Lines of data
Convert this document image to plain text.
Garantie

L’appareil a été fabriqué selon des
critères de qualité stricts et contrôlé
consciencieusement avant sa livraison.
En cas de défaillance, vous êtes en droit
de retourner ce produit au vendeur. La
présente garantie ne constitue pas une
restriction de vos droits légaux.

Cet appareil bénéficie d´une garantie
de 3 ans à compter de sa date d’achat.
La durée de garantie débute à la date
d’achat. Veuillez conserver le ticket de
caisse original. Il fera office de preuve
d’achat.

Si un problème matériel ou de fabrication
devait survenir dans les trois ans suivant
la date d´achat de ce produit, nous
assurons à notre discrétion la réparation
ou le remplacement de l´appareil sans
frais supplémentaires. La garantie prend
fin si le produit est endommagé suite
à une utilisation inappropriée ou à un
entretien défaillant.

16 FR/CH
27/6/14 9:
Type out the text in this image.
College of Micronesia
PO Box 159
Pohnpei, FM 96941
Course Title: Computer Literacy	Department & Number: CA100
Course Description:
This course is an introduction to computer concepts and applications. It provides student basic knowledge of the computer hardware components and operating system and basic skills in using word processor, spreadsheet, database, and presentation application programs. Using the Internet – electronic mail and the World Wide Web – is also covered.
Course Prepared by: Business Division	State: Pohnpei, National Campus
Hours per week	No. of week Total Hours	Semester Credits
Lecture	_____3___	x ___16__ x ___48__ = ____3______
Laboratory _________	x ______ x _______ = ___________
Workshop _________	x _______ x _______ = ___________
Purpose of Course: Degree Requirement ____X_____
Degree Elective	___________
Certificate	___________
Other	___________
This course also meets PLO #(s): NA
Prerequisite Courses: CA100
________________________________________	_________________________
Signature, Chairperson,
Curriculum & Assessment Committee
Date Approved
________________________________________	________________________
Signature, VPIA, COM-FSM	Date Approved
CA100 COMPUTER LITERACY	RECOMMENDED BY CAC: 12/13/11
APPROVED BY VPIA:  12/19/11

▶ What to produce:
Output each entry precisely as given.

▶ Solved problem:
Convert this document image to plain text.
Garantie

L’appareil a été fabriqué selon des
critères de qualité stricts et contrôlé
consciencieusement avant sa livraison.
En cas de défaillance, vous êtes en droit
de retourner ce produit au vendeur. La
présente garantie ne constitue pas une
restriction de vos droits légaux.

Cet appareil bénéficie d´une garantie
de 3 ans à compter de sa date d’achat.
La durée de garantie débute à la date
d’achat. Veuillez conserver le ticket de
caisse original. Il fera office de preuve
d’achat.

Si un problème matériel ou de fabrication
devait survenir dans les trois ans suivant
la date d´achat de ce produit, nous
assurons à notre discrétion la réparation
ou le remplacement de l´appareil sans
frais supplémentaires. La garantie prend
fin si le produit est endommagé suite
à une utilisation inappropriée ou à un
entretien défaillant.

16 FR/CH
27/6/14 9:
Type out the text in this image.
College of Micronesia
PO Box 159
Pohnpei, FM 96941
Course Title: Computer Literacy	Department & Number: CA100
Course Description:
This course is an introduction to computer concepts and applications. It provides student basic knowledge of the computer hardware components and operating system and basic skills in using word processor, spreadsheet, database, and presentation application programs. Using the Internet – electronic mail and the World Wide Web – is also covered.
Course Prepared by: Business Division	State: Pohnpei, National Campus
Hours per week	No. of week Total Hours	Semester Credits
Lecture	_____3___	x ___16__ x ___48__ = ____3______
Laboratory _________	x ______ x _______ = ___________
Workshop _________	x _______ x _______ = ___________
Purpose of Course: Degree Requirement ____X_____
Degree Elective	___________
Certificate	___________
Other	___________
This course also meets PLO #(s): NA
Prerequisite Courses: CA100
________________________________________	_________________________
Signature, Chairperson,
Curriculum & Assessment Committee
Date Approved
________________________________________	________________________
Signature, VPIA, COM-FSM	Date Approved
CA100 COMPUTER LITERACY	RECOMMENDED BY CAC: 12/13/11
APPROVED BY VPIA:  12/19/11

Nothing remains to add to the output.